_Instructions for the task:_
Find the lines that include the string "magnifier" and report how many there are. Give no other text.
***** Records
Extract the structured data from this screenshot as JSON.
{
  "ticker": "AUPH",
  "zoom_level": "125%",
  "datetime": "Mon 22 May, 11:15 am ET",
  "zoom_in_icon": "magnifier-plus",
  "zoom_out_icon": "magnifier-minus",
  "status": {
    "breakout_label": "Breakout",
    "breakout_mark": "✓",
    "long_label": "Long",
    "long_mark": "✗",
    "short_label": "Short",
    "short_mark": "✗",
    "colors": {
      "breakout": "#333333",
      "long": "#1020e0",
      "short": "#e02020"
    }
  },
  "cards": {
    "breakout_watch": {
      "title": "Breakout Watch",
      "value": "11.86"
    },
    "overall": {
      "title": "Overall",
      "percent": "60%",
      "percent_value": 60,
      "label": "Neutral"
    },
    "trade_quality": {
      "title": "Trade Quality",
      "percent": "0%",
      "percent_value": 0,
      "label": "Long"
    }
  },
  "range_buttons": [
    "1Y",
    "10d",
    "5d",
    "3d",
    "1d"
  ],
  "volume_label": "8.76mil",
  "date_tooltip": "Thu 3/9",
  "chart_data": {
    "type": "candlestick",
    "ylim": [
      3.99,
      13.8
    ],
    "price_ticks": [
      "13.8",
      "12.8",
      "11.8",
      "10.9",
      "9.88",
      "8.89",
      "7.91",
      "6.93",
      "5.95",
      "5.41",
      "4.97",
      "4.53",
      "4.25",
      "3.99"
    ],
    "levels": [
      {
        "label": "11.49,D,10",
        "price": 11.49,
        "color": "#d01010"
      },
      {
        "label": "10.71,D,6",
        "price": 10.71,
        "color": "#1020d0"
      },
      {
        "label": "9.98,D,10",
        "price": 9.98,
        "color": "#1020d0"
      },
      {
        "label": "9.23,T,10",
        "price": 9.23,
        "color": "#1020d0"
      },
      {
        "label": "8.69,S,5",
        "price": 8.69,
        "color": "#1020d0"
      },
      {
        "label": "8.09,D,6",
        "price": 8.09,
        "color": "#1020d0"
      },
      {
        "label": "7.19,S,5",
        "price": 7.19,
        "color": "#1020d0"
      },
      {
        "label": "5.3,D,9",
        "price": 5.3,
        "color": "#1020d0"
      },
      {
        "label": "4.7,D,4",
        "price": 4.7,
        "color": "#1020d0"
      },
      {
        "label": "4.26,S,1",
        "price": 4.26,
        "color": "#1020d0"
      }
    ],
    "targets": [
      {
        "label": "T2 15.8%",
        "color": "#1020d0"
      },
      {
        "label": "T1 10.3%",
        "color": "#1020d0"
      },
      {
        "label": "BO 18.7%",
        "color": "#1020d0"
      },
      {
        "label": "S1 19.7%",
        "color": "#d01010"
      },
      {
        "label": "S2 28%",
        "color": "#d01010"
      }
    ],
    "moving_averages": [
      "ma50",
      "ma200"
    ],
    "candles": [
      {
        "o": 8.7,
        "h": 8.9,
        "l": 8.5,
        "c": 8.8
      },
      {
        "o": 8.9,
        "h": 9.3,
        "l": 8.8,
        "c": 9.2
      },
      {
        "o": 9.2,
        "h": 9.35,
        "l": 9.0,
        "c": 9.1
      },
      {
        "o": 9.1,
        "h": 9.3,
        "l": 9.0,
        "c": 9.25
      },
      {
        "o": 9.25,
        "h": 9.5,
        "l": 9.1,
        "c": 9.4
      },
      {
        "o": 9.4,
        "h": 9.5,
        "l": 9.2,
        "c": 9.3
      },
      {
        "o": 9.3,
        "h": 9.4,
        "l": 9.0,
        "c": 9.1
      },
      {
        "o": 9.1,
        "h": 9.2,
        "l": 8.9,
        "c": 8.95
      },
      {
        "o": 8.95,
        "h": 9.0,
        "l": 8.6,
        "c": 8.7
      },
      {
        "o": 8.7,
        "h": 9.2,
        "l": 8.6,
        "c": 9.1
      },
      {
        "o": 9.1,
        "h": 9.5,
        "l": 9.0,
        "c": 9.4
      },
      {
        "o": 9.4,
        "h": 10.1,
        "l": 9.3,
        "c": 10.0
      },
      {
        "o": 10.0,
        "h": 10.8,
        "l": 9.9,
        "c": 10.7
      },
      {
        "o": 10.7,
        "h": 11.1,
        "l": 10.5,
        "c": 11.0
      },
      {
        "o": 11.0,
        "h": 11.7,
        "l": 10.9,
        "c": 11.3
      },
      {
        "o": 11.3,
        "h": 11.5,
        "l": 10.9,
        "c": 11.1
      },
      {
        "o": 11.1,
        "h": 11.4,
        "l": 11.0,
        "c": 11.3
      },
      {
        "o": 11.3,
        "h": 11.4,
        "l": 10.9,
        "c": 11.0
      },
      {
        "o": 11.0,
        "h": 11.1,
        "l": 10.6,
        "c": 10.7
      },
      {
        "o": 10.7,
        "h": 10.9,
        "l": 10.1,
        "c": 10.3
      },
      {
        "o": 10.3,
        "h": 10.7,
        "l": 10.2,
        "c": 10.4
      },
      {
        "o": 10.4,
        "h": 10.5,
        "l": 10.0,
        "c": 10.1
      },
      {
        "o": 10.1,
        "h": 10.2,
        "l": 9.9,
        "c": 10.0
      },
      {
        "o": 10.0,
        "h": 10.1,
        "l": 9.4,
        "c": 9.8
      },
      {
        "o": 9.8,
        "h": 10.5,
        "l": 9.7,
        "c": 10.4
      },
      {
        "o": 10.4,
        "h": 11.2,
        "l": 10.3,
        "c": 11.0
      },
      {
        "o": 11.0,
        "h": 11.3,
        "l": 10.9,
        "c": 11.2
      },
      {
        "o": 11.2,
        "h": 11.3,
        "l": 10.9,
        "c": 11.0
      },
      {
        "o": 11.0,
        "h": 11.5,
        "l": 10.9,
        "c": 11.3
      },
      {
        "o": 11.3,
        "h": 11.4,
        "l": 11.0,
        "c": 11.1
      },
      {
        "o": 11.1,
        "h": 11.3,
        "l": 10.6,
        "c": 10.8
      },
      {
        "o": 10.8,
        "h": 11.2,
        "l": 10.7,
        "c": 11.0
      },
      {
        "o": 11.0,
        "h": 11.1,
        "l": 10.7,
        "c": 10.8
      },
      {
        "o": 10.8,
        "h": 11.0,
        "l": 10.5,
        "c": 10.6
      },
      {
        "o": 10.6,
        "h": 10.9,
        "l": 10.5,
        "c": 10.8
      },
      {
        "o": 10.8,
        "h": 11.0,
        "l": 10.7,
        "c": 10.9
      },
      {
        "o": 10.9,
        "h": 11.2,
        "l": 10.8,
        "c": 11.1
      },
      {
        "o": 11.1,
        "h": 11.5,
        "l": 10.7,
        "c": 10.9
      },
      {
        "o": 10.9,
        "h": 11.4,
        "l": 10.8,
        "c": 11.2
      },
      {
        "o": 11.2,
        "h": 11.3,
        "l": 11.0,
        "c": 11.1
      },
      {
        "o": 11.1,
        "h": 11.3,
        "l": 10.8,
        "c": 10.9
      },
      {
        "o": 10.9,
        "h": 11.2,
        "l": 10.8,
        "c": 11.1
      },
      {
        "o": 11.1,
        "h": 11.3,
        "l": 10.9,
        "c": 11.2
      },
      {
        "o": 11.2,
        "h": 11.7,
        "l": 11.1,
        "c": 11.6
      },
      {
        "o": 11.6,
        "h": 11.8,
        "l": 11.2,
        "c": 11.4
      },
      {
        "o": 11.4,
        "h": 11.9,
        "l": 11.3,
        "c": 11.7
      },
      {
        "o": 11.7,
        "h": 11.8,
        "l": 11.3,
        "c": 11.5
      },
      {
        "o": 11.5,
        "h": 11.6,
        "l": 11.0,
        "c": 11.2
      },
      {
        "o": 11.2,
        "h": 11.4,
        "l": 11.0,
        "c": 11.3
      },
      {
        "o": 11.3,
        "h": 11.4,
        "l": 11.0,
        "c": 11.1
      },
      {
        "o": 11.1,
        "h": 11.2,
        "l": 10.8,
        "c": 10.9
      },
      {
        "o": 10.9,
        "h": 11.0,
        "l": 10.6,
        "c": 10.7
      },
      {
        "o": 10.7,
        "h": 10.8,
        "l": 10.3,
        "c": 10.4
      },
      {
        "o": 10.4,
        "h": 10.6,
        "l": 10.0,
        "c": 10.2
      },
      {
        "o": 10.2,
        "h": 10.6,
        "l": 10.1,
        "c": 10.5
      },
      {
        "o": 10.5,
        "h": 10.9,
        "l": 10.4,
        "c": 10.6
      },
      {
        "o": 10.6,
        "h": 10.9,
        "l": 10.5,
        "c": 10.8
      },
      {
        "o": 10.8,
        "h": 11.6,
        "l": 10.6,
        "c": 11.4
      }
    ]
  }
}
**********
_The solution:_
2